## begin Supplied records

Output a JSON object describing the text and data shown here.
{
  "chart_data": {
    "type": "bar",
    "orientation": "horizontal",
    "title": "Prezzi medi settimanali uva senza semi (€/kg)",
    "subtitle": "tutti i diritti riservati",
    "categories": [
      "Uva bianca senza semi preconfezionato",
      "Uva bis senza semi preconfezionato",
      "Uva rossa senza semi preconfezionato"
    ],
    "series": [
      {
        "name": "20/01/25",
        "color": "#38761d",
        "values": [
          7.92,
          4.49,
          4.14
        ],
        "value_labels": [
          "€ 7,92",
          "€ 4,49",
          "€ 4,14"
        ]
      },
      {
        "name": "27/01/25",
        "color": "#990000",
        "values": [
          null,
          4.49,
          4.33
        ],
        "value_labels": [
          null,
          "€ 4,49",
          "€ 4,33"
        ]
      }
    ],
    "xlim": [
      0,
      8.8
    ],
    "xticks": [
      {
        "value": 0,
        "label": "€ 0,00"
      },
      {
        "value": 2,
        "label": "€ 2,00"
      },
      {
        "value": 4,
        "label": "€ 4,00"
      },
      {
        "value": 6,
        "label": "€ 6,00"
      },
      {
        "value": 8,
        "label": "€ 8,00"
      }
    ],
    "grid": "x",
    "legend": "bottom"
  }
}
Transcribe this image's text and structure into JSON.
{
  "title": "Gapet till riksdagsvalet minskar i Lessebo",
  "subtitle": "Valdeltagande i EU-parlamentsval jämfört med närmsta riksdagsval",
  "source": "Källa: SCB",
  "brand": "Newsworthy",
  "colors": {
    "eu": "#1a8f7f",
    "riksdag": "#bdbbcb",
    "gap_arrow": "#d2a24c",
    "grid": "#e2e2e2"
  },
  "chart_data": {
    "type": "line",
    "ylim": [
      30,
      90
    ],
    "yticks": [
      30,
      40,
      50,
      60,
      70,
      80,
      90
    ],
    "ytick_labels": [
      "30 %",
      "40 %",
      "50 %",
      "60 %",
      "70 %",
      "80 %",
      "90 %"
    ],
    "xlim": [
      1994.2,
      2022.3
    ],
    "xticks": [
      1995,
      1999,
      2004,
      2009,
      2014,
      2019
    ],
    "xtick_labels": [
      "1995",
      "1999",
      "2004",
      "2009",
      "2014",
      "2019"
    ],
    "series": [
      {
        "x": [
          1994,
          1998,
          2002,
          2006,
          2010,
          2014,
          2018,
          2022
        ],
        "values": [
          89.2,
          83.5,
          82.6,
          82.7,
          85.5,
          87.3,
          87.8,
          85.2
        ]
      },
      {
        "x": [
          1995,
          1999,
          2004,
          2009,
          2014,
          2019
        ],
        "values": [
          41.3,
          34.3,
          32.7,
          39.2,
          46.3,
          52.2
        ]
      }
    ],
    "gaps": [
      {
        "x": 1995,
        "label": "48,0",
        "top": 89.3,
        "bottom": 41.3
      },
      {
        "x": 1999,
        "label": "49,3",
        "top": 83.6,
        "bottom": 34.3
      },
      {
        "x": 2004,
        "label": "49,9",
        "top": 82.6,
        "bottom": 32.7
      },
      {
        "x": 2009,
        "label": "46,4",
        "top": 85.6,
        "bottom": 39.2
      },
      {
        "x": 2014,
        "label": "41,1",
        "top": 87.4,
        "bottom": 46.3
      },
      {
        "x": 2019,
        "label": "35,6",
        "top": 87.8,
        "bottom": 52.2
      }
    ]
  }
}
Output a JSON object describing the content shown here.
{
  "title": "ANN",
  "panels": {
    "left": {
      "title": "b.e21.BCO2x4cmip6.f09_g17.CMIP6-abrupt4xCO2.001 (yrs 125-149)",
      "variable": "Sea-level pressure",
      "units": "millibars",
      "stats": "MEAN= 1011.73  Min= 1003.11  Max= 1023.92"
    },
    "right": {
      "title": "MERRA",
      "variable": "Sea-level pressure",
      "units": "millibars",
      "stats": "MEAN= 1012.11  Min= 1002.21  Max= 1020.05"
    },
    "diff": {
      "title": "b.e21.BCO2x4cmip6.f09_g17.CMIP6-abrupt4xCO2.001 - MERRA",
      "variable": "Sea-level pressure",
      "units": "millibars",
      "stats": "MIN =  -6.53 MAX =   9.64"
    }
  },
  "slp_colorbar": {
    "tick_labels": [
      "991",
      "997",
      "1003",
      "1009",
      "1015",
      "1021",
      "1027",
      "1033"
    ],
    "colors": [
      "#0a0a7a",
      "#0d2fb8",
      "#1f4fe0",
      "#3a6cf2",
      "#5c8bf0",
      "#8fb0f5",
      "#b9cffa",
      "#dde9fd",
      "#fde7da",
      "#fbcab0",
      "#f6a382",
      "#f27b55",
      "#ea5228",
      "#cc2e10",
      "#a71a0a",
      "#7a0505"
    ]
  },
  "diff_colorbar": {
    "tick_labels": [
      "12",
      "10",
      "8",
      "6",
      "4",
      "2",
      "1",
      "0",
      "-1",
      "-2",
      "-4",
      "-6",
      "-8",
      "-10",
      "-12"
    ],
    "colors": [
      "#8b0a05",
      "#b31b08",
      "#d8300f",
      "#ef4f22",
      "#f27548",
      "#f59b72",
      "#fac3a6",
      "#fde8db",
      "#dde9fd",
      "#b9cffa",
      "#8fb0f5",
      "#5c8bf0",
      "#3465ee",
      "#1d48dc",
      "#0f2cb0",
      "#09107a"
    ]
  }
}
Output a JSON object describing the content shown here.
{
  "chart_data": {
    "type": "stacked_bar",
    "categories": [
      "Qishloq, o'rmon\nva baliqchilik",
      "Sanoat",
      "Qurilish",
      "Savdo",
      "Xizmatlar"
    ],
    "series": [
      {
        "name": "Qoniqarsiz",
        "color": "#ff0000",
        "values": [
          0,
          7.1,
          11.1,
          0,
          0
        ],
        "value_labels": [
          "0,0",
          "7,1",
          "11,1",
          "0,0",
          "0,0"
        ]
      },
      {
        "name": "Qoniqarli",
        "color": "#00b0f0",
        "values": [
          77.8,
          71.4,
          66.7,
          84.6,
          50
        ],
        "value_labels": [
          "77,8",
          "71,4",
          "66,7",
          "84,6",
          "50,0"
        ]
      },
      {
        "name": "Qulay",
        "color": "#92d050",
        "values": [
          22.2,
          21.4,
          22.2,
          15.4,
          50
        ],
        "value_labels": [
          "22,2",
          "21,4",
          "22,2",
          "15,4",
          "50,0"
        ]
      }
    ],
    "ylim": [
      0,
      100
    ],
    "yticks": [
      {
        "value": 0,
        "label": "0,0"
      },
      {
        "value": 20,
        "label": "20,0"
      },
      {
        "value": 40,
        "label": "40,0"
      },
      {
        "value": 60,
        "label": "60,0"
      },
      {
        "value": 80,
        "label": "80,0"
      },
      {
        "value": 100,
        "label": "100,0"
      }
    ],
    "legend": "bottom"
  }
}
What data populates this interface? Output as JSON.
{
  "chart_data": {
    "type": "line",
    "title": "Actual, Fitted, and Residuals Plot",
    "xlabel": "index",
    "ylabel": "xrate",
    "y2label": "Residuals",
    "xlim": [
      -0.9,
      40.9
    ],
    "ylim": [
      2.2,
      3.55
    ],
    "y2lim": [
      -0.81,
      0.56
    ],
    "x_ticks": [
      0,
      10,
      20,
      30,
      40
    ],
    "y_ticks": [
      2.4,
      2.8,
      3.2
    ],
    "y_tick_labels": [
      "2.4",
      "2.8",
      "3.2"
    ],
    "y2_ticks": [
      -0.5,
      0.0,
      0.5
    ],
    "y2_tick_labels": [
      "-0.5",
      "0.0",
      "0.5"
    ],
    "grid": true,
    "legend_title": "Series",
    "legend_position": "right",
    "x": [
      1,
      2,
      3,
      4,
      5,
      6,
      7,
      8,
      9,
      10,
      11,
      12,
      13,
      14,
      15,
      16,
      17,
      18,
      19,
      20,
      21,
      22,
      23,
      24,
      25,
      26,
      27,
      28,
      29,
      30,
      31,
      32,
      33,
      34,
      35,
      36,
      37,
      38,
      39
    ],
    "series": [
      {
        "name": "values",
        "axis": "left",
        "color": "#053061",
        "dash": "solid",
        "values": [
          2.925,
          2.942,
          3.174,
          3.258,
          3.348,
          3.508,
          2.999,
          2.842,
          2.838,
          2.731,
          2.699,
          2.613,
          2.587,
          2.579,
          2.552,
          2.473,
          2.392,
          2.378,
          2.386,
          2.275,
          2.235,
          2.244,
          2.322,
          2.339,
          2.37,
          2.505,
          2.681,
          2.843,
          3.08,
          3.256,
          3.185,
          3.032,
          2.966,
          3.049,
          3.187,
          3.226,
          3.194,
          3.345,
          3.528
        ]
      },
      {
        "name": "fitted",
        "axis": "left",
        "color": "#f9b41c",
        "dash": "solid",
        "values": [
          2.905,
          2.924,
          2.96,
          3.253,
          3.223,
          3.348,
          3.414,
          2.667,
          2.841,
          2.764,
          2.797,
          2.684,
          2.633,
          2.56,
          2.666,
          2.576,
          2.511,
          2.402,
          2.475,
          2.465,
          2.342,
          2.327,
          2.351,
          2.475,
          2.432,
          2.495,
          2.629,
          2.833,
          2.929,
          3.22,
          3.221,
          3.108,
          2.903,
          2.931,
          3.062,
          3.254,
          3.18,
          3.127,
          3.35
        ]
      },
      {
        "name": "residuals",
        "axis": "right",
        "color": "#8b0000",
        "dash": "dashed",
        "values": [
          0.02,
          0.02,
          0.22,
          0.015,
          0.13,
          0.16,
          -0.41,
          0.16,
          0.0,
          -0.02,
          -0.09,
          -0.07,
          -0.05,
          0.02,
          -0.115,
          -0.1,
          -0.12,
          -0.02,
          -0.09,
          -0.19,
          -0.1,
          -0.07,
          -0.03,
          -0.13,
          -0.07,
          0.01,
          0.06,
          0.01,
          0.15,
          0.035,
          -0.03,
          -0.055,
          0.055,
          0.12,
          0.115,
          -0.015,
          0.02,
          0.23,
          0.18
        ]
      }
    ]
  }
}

## end Supplied records

** Task prompt **
Copy every line from the records above that contains the word "name".

** Reply to the exercise **
        "name": "20/01/25",
        "name": "27/01/25",
        "name": "Qoniqarsiz",
        "name": "Qoniqarli",
        "name": "Qulay",
        "name": "values",
        "name": "fitted",
        "name": "residuals",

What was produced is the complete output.